- Stored items from a collection:
-=-=-

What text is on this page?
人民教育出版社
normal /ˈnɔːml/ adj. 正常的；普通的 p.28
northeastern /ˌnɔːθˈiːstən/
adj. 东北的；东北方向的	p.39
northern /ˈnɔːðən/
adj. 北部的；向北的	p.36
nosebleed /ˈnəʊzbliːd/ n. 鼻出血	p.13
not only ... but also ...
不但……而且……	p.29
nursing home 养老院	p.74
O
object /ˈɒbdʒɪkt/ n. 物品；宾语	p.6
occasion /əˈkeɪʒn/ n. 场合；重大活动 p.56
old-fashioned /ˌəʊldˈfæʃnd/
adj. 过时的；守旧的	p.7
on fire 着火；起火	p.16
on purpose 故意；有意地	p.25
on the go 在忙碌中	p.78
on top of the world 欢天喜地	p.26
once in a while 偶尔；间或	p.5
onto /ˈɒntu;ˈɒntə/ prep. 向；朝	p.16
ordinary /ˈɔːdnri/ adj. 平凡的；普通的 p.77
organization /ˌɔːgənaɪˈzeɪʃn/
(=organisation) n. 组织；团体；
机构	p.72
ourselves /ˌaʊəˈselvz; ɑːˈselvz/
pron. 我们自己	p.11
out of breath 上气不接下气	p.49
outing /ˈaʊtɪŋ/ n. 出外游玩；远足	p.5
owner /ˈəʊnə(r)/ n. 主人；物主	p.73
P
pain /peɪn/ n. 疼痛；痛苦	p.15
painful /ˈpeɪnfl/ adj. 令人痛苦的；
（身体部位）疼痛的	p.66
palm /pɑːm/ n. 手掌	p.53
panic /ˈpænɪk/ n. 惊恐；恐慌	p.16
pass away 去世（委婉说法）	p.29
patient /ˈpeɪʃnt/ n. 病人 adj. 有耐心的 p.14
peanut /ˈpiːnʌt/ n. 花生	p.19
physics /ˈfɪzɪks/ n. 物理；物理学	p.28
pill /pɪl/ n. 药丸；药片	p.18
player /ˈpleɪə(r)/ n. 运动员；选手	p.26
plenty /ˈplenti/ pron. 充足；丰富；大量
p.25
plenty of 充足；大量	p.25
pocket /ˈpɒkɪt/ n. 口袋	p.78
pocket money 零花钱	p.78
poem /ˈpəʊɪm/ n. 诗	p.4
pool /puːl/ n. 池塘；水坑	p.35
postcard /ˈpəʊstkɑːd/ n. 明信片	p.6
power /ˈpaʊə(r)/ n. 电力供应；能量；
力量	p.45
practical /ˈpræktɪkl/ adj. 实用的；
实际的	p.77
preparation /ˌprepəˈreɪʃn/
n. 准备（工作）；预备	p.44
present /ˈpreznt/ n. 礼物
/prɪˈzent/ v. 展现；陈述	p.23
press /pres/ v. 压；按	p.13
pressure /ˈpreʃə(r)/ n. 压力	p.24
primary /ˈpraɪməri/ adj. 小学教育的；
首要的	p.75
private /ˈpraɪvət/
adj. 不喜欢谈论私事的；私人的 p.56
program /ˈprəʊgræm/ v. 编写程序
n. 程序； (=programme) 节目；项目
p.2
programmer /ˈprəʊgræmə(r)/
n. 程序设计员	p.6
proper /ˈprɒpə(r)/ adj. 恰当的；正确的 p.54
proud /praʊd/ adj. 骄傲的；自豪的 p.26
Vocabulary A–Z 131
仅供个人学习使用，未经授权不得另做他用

-=-=-

- Set problem: Check the data for the word "pron" and pull out the lines that have it.

- Solution to this problem:
pron. 我们自己	p.11
plenty /ˈplenti/ pron. 充足；丰富；大量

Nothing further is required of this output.